[start]

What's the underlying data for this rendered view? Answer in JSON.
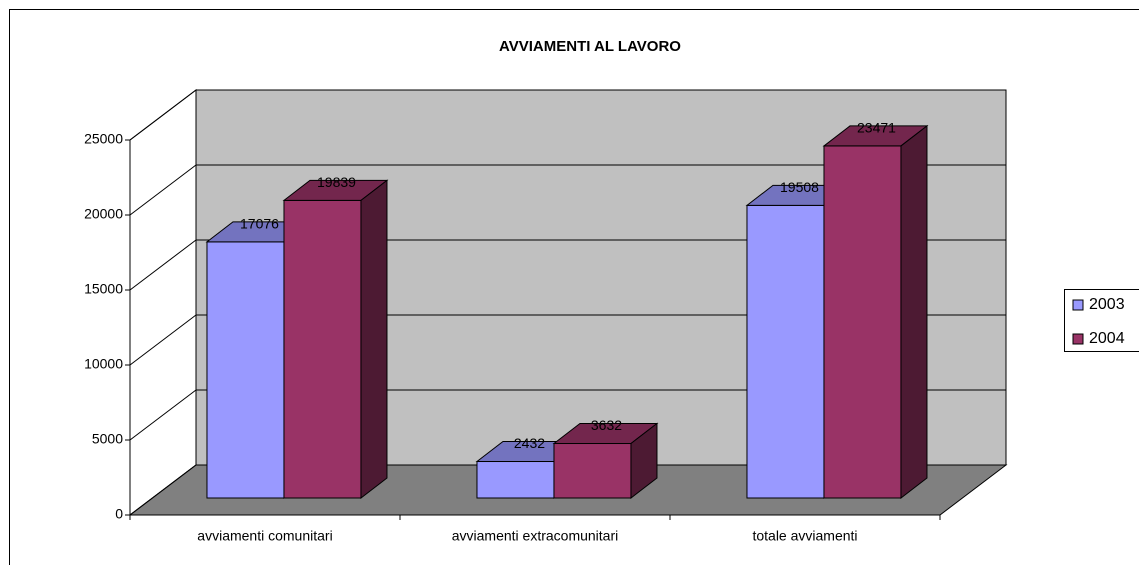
{
  "chart_data": {
    "type": "bar3d",
    "title": "AVVIAMENTI AL LAVORO",
    "categories": [
      "avviamenti comunitari",
      "avviamenti extracomunitari",
      "totale avviamenti"
    ],
    "series": [
      {
        "name": "2003",
        "color": "#9999ff",
        "values": [
          17076,
          2432,
          19508
        ]
      },
      {
        "name": "2004",
        "color": "#993366",
        "values": [
          19839,
          3632,
          23471
        ]
      }
    ],
    "ylim": [
      0,
      25000
    ],
    "yticks": [
      0,
      5000,
      10000,
      15000,
      20000,
      25000
    ],
    "grid": true,
    "legend": "right"
  }
}
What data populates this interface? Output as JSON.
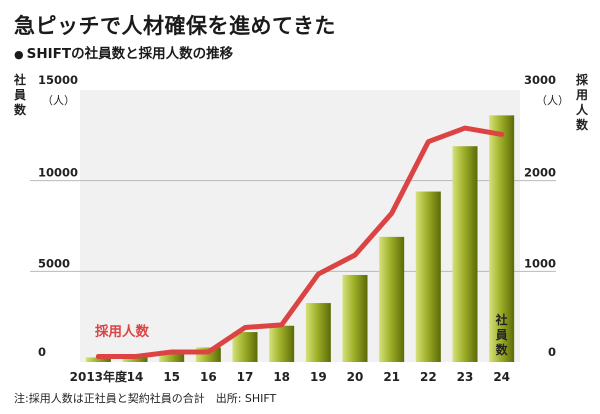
{
  "title": "急ピッチで人材確保を進めてきた",
  "subtitle": "SHIFTの社員数と採用人数の推移",
  "note": "注:採用人数は正社員と契約社員の合計　出所: SHIFT",
  "colors": {
    "background": "#ffffff",
    "plot_background": "#f1f1f1",
    "gridline": "#b9b9b9",
    "bar_light": "#d6e27a",
    "bar_mid": "#9fb02a",
    "bar_dark": "#5c6a07",
    "line": "#dc4444",
    "text": "#1a1a1a"
  },
  "chart_data": {
    "type": "bar+line",
    "categories": [
      "2013年度",
      "14",
      "15",
      "16",
      "17",
      "18",
      "19",
      "20",
      "21",
      "22",
      "23",
      "24"
    ],
    "left_axis": {
      "label": "社員数",
      "unit": "（人）",
      "range": [
        0,
        15000
      ],
      "ticks": [
        "0",
        "5000",
        "10000",
        "15000"
      ]
    },
    "right_axis": {
      "label": "採用人数",
      "unit": "（人）",
      "range": [
        0,
        3000
      ],
      "ticks": [
        "0",
        "1000",
        "2000",
        "3000"
      ]
    },
    "series": [
      {
        "name": "社員数",
        "type": "bar",
        "axis": "left",
        "values": [
          250,
          420,
          560,
          800,
          1650,
          2000,
          3250,
          4800,
          6900,
          9400,
          11900,
          13600
        ]
      },
      {
        "name": "採用人数",
        "type": "line",
        "axis": "right",
        "values": [
          60,
          60,
          110,
          110,
          380,
          410,
          970,
          1180,
          1640,
          2430,
          2580,
          2510
        ]
      }
    ],
    "gridlines": true
  }
}
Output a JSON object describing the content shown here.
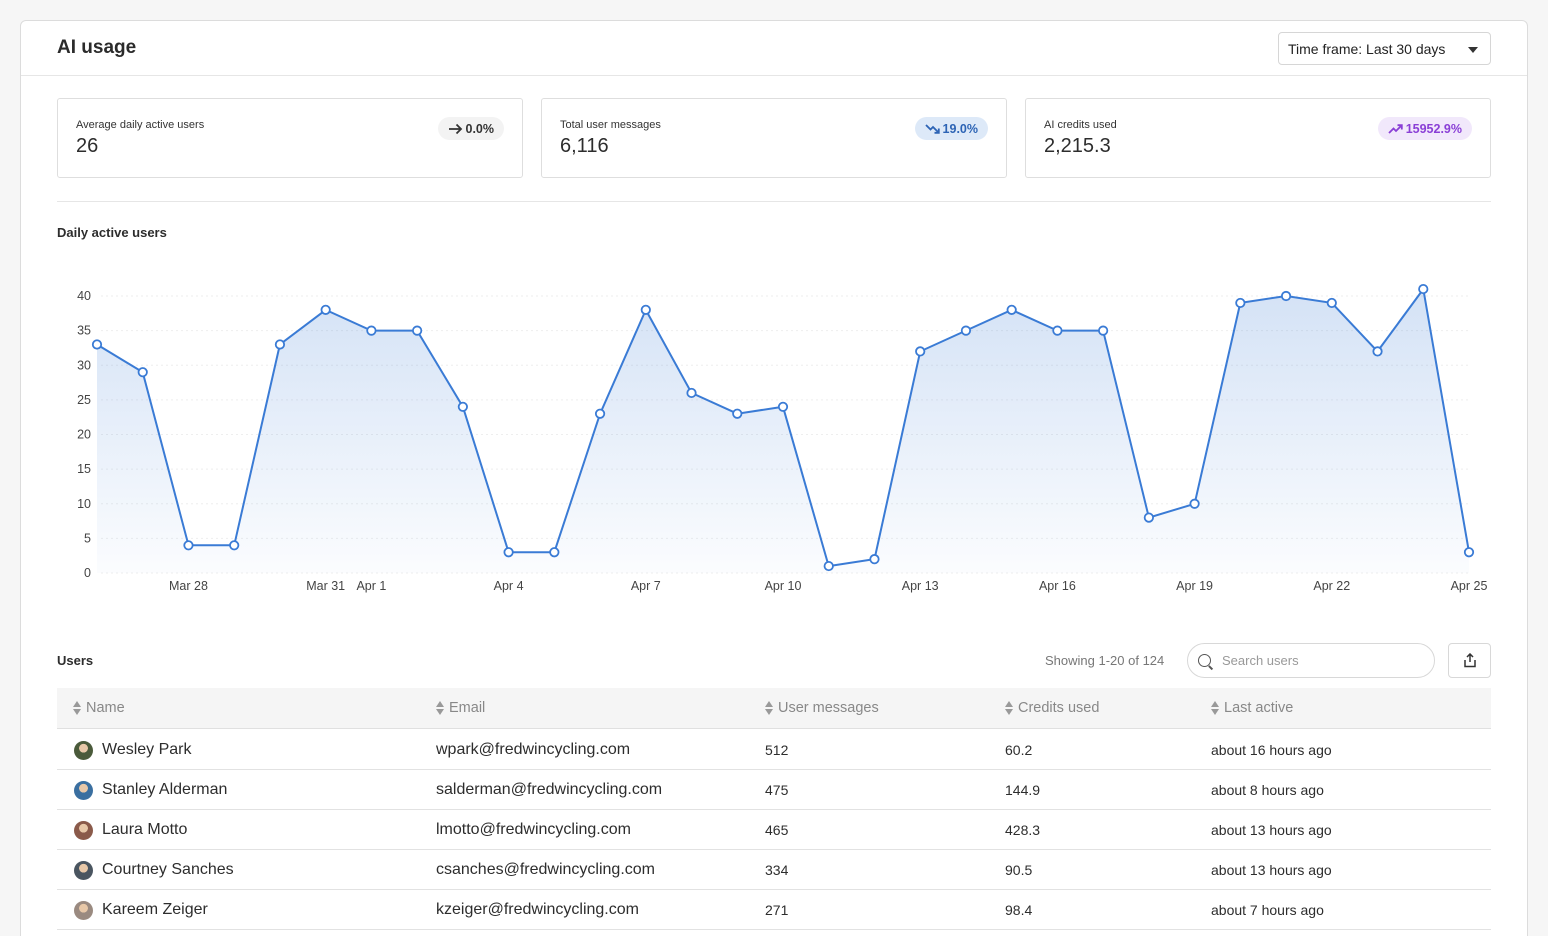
{
  "header": {
    "title": "AI usage",
    "timeframe_label": "Time frame: Last 30 days"
  },
  "stats": [
    {
      "label": "Average daily active users",
      "value": "26",
      "change": "0.0%",
      "trend": "flat",
      "icon": "arrow-right-icon"
    },
    {
      "label": "Total user messages",
      "value": "6,116",
      "change": "19.0%",
      "trend": "down",
      "icon": "trending-down-icon"
    },
    {
      "label": "AI credits used",
      "value": "2,215.3",
      "change": "15952.9%",
      "trend": "up",
      "icon": "trending-up-icon"
    }
  ],
  "chart": {
    "title": "Daily active users"
  },
  "chart_data": {
    "type": "line",
    "title": "Daily active users",
    "xlabel": "",
    "ylabel": "",
    "x": [
      "Mar 26",
      "Mar 27",
      "Mar 28",
      "Mar 29",
      "Mar 30",
      "Mar 31",
      "Apr 1",
      "Apr 2",
      "Apr 3",
      "Apr 4",
      "Apr 5",
      "Apr 6",
      "Apr 7",
      "Apr 8",
      "Apr 9",
      "Apr 10",
      "Apr 11",
      "Apr 12",
      "Apr 13",
      "Apr 14",
      "Apr 15",
      "Apr 16",
      "Apr 17",
      "Apr 18",
      "Apr 19",
      "Apr 20",
      "Apr 21",
      "Apr 22",
      "Apr 23",
      "Apr 24",
      "Apr 25"
    ],
    "series": [
      {
        "values": [
          33,
          29,
          4,
          4,
          33,
          38,
          35,
          35,
          24,
          3,
          3,
          23,
          38,
          26,
          23,
          24,
          1,
          2,
          32,
          35,
          38,
          35,
          35,
          8,
          10,
          39,
          40,
          39,
          32,
          41,
          3
        ]
      }
    ],
    "tick_labels": [
      "Mar 28",
      "Mar 31",
      "Apr 1",
      "Apr 4",
      "Apr 7",
      "Apr 10",
      "Apr 13",
      "Apr 16",
      "Apr 19",
      "Apr 22",
      "Apr 25"
    ],
    "y_ticks": [
      0,
      5,
      10,
      15,
      20,
      25,
      30,
      35,
      40
    ],
    "ylim": [
      0,
      40
    ],
    "grid": true,
    "color": "#3a7bd5"
  },
  "users": {
    "title": "Users",
    "showing": "Showing 1-20 of 124",
    "search_placeholder": "Search users",
    "columns": [
      "Name",
      "Email",
      "User messages",
      "Credits used",
      "Last active"
    ],
    "rows": [
      {
        "name": "Wesley Park",
        "email": "wpark@fredwincycling.com",
        "messages": "512",
        "credits": "60.2",
        "last_active": "about 16 hours ago",
        "avatar_color": "#4a5a3a"
      },
      {
        "name": "Stanley Alderman",
        "email": "salderman@fredwincycling.com",
        "messages": "475",
        "credits": "144.9",
        "last_active": "about 8 hours ago",
        "avatar_color": "#3a6fa0"
      },
      {
        "name": "Laura Motto",
        "email": "lmotto@fredwincycling.com",
        "messages": "465",
        "credits": "428.3",
        "last_active": "about 13 hours ago",
        "avatar_color": "#8a5a4a"
      },
      {
        "name": "Courtney Sanches",
        "email": "csanches@fredwincycling.com",
        "messages": "334",
        "credits": "90.5",
        "last_active": "about 13 hours ago",
        "avatar_color": "#4a5560"
      },
      {
        "name": "Kareem Zeiger",
        "email": "kzeiger@fredwincycling.com",
        "messages": "271",
        "credits": "98.4",
        "last_active": "about 7 hours ago",
        "avatar_color": "#9a8a80"
      }
    ]
  }
}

[end]

=== WHAT THIS TASK INVOLVES ===
Find the lines above that contain the word "messages" and collect them.

=== RESULT ===
      "label": "Total user messages",
      "User messages",
        "messages": "512",
        "messages": "475",
        "messages": "465",
        "messages": "334",
        "messages": "271",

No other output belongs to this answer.